PROBLEM — Return each line containing the string "ylabel".

::::::

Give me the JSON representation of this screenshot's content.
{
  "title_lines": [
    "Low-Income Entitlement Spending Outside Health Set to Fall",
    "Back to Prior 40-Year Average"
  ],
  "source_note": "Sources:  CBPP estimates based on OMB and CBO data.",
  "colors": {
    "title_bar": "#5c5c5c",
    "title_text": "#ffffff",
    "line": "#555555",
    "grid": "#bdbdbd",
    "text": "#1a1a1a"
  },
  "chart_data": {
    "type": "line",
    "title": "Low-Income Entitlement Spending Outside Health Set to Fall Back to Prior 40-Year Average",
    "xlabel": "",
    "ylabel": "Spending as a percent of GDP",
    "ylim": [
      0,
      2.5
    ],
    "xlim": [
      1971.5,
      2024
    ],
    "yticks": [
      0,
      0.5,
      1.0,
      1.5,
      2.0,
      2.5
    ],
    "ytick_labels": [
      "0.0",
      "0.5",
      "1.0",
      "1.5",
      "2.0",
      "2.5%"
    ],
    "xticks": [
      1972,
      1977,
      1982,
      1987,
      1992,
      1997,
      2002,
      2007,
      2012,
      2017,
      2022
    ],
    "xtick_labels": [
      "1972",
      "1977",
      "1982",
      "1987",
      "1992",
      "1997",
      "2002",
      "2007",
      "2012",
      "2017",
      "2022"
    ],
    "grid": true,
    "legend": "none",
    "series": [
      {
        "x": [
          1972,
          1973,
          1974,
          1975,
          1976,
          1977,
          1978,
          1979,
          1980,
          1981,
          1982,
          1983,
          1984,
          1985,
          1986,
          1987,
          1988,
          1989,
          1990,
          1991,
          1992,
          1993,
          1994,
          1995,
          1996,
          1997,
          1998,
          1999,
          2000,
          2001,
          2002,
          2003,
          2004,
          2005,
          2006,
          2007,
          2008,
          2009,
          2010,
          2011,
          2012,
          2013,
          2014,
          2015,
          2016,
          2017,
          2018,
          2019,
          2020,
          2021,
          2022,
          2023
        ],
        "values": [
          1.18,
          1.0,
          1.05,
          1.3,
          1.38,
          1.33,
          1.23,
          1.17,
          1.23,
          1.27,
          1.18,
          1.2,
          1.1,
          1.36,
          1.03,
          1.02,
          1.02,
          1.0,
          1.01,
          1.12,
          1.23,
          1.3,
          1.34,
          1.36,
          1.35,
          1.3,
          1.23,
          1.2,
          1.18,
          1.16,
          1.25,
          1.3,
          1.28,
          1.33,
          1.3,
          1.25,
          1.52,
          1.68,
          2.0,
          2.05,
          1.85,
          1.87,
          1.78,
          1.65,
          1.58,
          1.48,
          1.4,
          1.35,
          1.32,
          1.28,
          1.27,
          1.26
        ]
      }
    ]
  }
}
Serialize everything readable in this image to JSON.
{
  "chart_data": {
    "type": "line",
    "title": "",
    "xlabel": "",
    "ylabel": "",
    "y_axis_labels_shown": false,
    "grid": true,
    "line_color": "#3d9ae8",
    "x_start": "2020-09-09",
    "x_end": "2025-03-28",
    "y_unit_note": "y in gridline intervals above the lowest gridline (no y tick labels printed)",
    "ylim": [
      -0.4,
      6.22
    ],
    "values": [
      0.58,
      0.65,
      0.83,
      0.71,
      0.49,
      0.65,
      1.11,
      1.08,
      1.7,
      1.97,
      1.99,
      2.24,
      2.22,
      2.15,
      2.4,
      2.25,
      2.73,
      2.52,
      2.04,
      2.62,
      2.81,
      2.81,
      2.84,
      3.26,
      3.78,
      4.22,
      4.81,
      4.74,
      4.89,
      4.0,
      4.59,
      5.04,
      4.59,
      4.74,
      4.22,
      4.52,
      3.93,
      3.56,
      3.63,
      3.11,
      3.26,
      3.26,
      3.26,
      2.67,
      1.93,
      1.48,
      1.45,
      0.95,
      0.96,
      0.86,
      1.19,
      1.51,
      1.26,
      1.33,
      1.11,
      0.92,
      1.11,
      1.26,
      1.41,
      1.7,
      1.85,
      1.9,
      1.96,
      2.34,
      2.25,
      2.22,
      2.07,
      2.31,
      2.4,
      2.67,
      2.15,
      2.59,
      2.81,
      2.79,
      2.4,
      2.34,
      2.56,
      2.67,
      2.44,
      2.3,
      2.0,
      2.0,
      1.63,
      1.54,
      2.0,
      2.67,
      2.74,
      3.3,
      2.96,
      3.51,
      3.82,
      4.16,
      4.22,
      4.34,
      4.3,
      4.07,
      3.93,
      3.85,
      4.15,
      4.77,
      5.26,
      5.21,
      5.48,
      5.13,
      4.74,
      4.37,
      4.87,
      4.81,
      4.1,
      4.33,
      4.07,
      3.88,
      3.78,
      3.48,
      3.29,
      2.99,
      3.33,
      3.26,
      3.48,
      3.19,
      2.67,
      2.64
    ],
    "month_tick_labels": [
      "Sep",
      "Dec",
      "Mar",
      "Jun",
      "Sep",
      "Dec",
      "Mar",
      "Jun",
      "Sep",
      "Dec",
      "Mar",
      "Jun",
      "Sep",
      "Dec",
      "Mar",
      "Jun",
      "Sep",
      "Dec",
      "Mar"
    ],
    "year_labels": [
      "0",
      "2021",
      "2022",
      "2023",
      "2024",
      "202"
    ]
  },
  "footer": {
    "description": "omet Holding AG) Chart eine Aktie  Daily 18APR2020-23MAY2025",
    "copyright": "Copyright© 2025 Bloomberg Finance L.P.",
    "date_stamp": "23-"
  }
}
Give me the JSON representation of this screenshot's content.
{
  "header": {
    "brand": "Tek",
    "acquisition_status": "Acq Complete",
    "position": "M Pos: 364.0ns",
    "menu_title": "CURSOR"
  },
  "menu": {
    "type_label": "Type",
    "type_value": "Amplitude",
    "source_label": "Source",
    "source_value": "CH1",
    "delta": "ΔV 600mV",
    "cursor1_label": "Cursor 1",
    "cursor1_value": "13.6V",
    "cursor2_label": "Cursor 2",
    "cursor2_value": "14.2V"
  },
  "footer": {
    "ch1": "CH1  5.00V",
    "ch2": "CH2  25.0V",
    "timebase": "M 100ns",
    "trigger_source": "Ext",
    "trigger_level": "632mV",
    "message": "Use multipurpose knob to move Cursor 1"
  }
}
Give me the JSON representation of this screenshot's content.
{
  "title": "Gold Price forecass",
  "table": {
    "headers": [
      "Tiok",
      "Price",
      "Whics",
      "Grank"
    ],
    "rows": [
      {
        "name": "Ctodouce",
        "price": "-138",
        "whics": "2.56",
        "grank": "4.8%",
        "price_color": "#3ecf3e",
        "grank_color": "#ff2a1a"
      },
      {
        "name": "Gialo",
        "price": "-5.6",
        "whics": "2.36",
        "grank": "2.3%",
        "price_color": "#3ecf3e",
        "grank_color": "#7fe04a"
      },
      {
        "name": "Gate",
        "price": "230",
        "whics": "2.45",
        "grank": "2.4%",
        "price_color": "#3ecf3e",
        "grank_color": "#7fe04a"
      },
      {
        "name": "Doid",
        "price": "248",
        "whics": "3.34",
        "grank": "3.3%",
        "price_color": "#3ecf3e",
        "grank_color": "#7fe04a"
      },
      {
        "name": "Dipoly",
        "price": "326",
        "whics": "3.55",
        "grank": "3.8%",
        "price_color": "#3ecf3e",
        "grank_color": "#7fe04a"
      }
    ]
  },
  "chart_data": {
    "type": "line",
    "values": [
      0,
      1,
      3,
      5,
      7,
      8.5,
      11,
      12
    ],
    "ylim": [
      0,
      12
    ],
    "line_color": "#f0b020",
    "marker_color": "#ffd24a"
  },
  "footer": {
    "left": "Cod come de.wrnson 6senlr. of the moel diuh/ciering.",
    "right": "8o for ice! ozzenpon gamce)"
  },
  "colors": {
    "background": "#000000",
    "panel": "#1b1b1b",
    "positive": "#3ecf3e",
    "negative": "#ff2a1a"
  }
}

::::::

RESULT OF THIS TASK —
    "ylabel": "Spending as a percent of GDP",
    "ylabel": "",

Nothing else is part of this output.